Copy out each line featuring the string "Insurance" from the entries beneath.

**Structured figure records**.
= = = =

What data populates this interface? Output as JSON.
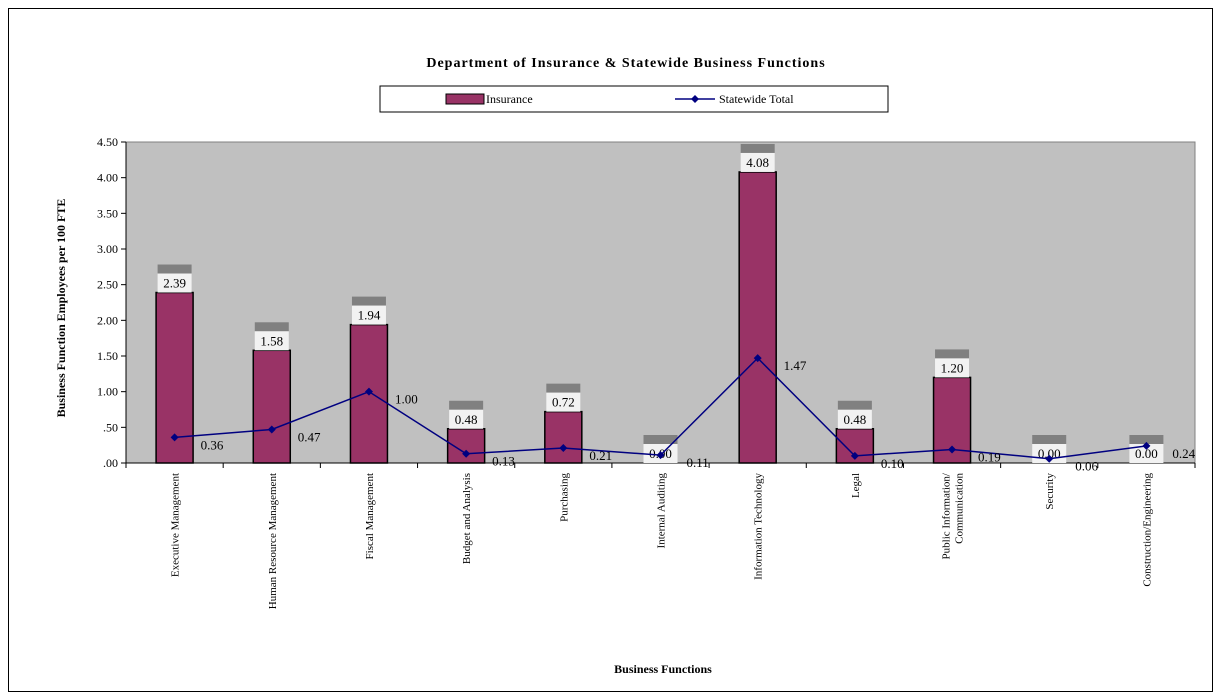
{
  "chart_data": {
    "type": "bar",
    "title": "Department of Insurance & Statewide Business Functions",
    "xlabel": "Business Functions",
    "ylabel": "Business Function Employees per 100 FTE",
    "ylim": [
      0,
      4.5
    ],
    "yticks": [
      ".00",
      ".50",
      "1.00",
      "1.50",
      "2.00",
      "2.50",
      "3.00",
      "3.50",
      "4.00",
      "4.50"
    ],
    "categories": [
      "Executive Management",
      "Human Resource Management",
      "Fiscal Management",
      "Budget and Analysis",
      "Purchasing",
      "Internal Auditing",
      "Information Technology",
      "Legal",
      "Public Information/\nCommunication",
      "Security",
      "Construction/Engineering"
    ],
    "series": [
      {
        "name": "Insurance",
        "type": "bar",
        "color": "#993366",
        "values": [
          2.39,
          1.58,
          1.94,
          0.48,
          0.72,
          0.0,
          4.08,
          0.48,
          1.2,
          0.0,
          0.0
        ],
        "labels": [
          "2.39",
          "1.58",
          "1.94",
          "0.48",
          "0.72",
          "0.00",
          "4.08",
          "0.48",
          "1.20",
          "0.00",
          "0.00"
        ]
      },
      {
        "name": "Statewide Total",
        "type": "line",
        "color": "#000080",
        "values": [
          0.36,
          0.47,
          1.0,
          0.13,
          0.21,
          0.11,
          1.47,
          0.1,
          0.19,
          0.06,
          0.24
        ],
        "labels": [
          "0.36",
          "0.47",
          "1.00",
          "0.13",
          "0.21",
          "0.11",
          "1.47",
          "0.10",
          "0.19",
          "0.06",
          "0.24"
        ]
      }
    ],
    "legend_position": "top-center",
    "plot_background": "#c0c0c0",
    "grid": false
  }
}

= = = =

**ANSWER TO THIS TASK**.
    "title": "Department of Insurance & Statewide Business Functions",
        "name": "Insurance",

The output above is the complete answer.